■ What is required
Look through the material below. Copy every line with the string "subhead" in it.

■ Records shown
------------------------------------------------------------------------

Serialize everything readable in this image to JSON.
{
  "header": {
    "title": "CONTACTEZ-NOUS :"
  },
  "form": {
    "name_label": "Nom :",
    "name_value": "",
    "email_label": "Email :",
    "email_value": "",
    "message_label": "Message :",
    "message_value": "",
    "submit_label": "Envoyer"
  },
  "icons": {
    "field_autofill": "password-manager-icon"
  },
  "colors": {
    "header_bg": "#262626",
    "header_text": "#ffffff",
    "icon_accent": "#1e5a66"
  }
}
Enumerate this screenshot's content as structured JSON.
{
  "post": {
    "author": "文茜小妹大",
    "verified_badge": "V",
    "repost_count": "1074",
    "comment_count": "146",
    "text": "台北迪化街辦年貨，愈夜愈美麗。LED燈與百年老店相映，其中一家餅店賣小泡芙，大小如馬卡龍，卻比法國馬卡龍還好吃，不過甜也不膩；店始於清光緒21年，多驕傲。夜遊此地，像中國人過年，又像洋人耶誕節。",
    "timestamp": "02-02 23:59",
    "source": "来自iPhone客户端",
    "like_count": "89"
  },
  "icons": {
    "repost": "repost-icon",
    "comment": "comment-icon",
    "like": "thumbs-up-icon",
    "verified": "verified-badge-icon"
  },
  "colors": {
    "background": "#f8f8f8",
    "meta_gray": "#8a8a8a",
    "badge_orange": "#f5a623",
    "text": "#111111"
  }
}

------------------------------------------------------------------------

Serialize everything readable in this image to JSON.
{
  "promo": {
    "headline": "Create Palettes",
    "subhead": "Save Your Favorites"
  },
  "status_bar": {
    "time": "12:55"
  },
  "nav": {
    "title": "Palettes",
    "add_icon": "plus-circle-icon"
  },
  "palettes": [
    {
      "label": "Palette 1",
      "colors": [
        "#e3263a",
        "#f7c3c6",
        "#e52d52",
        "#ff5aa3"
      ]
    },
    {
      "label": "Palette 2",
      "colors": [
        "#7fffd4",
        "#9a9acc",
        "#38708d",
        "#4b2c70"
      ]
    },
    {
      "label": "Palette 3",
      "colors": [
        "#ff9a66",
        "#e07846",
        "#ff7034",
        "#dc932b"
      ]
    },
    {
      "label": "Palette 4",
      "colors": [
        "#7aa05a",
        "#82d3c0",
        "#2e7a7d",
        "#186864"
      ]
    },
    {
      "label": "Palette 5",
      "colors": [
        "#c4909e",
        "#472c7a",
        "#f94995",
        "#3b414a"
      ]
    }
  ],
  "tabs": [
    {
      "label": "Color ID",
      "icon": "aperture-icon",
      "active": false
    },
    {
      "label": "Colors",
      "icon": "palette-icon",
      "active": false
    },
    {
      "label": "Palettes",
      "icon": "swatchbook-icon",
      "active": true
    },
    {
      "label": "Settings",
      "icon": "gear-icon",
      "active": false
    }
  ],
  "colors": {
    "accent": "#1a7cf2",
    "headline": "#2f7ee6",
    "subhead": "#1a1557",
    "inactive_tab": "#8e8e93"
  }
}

------------------------------------------------------------------------

■ Exercise result
    "subhead": "Save Your Favorites"
    "subhead": "#1a1557",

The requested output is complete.